Extracted data entries:

▽

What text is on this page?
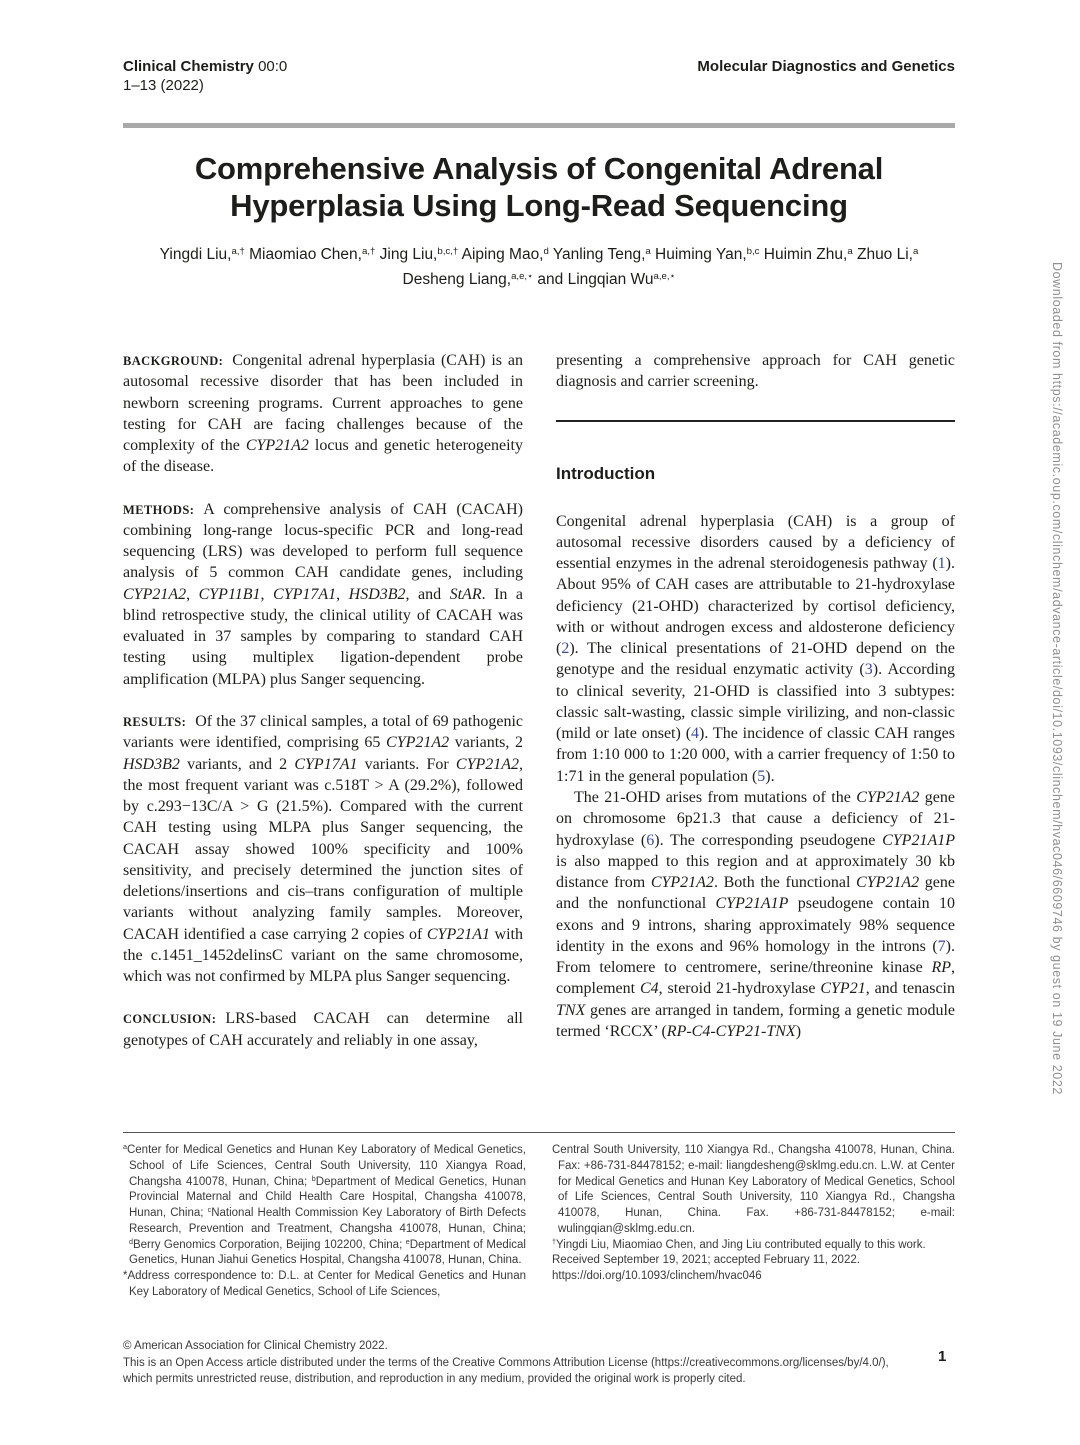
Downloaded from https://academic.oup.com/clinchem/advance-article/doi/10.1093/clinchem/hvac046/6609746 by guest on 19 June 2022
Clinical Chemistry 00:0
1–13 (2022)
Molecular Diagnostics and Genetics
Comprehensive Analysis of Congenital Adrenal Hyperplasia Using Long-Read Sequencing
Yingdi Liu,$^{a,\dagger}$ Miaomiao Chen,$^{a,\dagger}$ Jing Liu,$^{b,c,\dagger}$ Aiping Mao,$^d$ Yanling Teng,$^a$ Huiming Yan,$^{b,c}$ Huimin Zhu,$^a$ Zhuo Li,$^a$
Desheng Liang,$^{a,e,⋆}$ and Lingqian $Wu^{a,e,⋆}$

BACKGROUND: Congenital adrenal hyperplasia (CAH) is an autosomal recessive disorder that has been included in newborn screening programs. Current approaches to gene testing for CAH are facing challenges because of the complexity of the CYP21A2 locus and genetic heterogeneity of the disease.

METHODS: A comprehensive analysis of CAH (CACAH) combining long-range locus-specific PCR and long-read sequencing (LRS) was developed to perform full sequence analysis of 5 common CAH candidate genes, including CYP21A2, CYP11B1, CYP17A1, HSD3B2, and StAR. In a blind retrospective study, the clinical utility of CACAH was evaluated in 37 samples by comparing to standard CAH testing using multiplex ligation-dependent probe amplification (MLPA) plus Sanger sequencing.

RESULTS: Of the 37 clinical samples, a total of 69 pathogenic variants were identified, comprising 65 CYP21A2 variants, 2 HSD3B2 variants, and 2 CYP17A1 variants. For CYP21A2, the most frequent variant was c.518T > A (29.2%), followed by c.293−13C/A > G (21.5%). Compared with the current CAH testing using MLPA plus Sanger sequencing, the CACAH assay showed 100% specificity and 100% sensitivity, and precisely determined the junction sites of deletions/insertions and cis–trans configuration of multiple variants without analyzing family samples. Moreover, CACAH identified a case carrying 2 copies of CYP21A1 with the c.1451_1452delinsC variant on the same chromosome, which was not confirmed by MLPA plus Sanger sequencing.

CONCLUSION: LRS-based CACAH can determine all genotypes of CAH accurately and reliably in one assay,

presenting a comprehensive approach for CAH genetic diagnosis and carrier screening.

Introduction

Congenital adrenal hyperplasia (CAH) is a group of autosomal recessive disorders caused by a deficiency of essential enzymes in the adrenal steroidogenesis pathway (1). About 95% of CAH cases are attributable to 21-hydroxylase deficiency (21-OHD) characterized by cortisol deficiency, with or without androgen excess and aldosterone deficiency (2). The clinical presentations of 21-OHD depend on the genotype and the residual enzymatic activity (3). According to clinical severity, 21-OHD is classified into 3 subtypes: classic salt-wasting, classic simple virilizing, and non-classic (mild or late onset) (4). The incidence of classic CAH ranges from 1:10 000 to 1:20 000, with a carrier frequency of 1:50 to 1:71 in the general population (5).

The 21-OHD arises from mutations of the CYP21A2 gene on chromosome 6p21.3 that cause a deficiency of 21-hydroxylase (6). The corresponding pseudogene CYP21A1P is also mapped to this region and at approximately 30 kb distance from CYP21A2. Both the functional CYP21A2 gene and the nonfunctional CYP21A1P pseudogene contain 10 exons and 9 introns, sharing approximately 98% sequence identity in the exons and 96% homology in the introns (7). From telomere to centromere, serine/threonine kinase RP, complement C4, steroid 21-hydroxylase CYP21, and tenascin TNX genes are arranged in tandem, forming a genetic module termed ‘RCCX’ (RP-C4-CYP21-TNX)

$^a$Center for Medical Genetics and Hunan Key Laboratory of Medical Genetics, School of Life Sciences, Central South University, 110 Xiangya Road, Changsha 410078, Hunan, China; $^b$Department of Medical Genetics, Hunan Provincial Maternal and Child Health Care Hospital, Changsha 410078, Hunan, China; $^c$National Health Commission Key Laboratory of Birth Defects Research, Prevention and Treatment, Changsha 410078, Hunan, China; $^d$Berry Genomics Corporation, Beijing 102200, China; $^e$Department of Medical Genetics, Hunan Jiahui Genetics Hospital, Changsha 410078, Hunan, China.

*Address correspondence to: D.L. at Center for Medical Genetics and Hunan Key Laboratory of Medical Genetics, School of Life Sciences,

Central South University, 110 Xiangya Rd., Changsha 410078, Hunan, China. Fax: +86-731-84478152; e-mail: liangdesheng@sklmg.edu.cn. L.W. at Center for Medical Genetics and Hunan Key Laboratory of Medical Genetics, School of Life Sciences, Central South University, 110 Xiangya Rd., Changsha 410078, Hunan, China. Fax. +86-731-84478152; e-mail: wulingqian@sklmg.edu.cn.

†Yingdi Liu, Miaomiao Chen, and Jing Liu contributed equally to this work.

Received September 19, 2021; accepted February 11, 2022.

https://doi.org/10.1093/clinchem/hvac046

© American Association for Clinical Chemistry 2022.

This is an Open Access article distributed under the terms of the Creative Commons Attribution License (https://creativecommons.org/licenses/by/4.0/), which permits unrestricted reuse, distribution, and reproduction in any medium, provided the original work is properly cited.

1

△
▽

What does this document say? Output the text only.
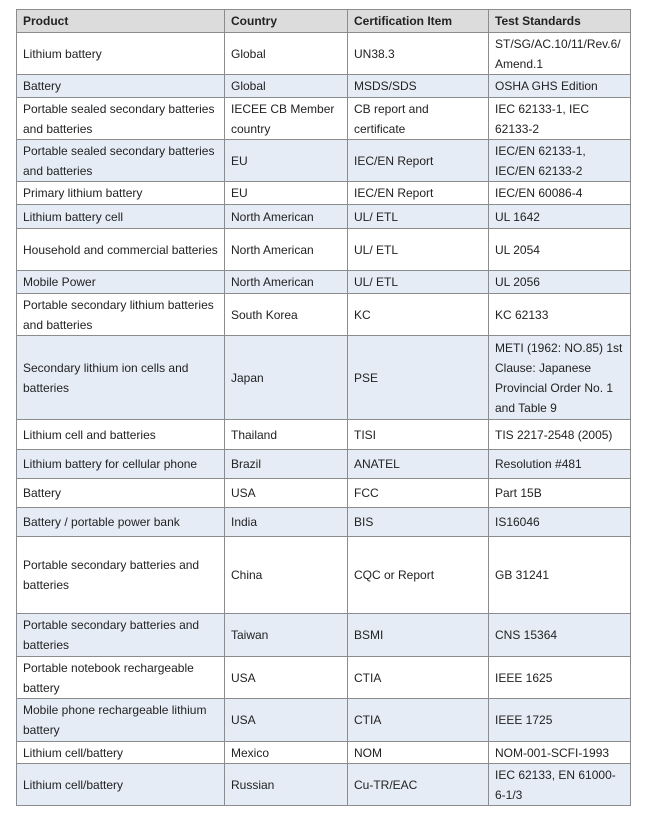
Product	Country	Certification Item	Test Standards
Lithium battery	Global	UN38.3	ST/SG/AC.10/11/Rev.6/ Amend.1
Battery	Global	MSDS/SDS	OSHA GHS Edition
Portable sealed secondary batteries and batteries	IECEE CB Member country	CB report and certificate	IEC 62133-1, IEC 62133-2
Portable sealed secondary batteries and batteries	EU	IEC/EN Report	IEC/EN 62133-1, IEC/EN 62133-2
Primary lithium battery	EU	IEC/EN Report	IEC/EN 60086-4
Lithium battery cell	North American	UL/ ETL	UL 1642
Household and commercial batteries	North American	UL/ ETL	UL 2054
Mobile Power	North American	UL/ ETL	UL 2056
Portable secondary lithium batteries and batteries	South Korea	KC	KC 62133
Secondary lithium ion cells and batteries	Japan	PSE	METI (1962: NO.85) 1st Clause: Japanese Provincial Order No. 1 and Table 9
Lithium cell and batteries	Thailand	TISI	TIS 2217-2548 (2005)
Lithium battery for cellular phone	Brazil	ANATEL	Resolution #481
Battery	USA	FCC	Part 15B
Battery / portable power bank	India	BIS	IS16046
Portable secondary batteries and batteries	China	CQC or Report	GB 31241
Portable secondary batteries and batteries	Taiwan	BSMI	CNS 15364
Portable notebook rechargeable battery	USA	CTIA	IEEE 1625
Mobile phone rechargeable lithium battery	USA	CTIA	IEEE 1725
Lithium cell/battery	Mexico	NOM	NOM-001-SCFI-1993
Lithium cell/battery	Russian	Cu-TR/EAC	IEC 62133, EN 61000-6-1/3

△

EXERCISE INSTRUCTIONS ▸
Search each line of the data above for "IEEE", and copy the lines where it occurs.

THE ANSWER ▸
Portable notebook rechargeable battery	USA	CTIA	IEEE 1625
Mobile phone rechargeable lithium battery	USA	CTIA	IEEE 1725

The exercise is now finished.